LANGKAH PENGERJAAN >>
- A) Kutip bagian ulasan buku tanpa perubahan. Mulailah pada kata-kata yang memuat "Hal-hal sederhana dalam" dan berhentilah setelah "oleh buku ini.".
- B) Menurut ulasan buku, berapa jumlah cerpen yang dimuat dalam buku tersebut?
- C) Tentukan apakah setiap pernyataan berikut sesuai dengan ulasan buku. Jawab ya atau tidak, lalu kutip kata-kata penentunya dari ulasan. (i) Cipto Hadi adalah direktur utama. (ii) Narasi "Tuhan Tidak Makan Ikan" dibawakan oleh anak lelaki berusia tiga belas tahun. (iii) Dodi menyetujui umpatan 'slimicinguk'.

TEKS >>
##########

Hal-hal sederhana dalam
kehidupan sehari-hari mungkin sekali menjadi selentingan-selentingan kritik
jenaka yang bertebaran di mana-mana. Mulai dari percakapan santai dengan bapak,
kenangan masa lalu tentang seorang teman biasa yang sekarang sukses, sampai
spekulasi-spekulasi dalam mencari cinta, semuanya terangkum menjadi bahan cerita
yang dikupas renyah oleh buku ini.
Buku ini memuat dua
puluh dua cerpen. “Tuhan Tidak Makan Ikan” membeberkan logika pengorbanan untuk
penguasa laut saat terjadi paceklik laut lewat narasi anak lelaki usia tiga
belas tahun yang kritis terhadap yang dilakukan ayahnya. Ayahnya pun menjawab
dengan gelak tawa seolah pengorbanan ikan untuk penguasa laut yang disebutnya
Tuhan itu bukan sesuatu yang mengingkari logikanya sendiri. “Anak bodoh, tentu
saja Tuhan tidak makan ikan!” (halaman 114)
“Slimicinguk” adalah
kisah Cipto Hadi, seorang penerjemah komik yang menciptakan umpatan
‘slimicinguk’ untuk komik yang sedang digarapnya. Sementara Dodi, direktur
utamanya, tidak setuju dan bersikeras penerjemah komik tersebut mencari ganti
agar cocok untuk target pembaca yang didominasi anak-anak itu. Setelah berupaya
mengajukan beberapa umpatan baru, namun pada akhirnya, semua gagasan itu layu
saat Dodi mengklaim umpatan ‘bagero’ buatannya diyakini sebagai umpatan yang
pas. Cerita ini memberi sentilan bahwa pada akhirnya karyawan tidak berdaya di
depan pimpinan di atasnya sekalipun dia telah memeras otak untuk kreatif. “Baginya,
pertemuan itu bukan diskusi tapi pemaksaan kehendak atas dasar pangkat dan
kekuasaan.” (halaman112)
“Riwayat Sempak”
bercerita tentang perselingkuhan Trijoko dengan kekasih ganasnya yang selalu
diwarnai oleh sempak yang akhirnya diketahui oleh kekasih kalem Trijoko.

##########

DATA SUMBER >>
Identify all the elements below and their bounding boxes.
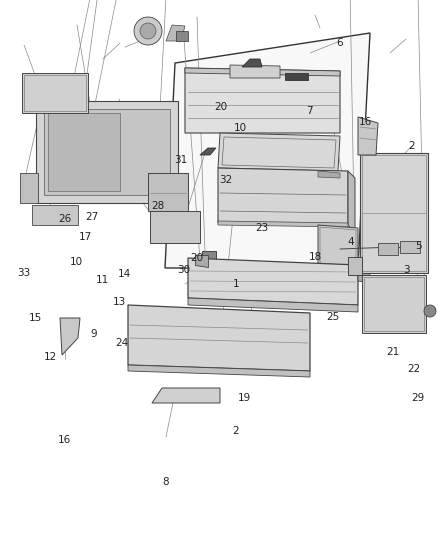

##########

PENYELESAIAN >>
- A)
Hal-hal sederhana dalam
kehidupan sehari-hari mungkin sekali menjadi selentingan-selentingan kritik
jenaka yang bertebaran di mana-mana. Mulai dari percakapan santai dengan bapak,
kenangan masa lalu tentang seorang teman biasa yang sekarang sukses, sampai
spekulasi-spekulasi dalam mencari cinta, semuanya terangkum menjadi bahan cerita
yang dikupas renyah oleh buku ini.

- B) Dua puluh dua cerpen.

- C)
(i) Tidak: "Cipto Hadi, seorang penerjemah komik"
(ii) Ya: "narasi anak lelaki usia tiga belas tahun"
(iii) Tidak: "tidak setuju dan bersikeras penerjemah komik tersebut mencari ganti"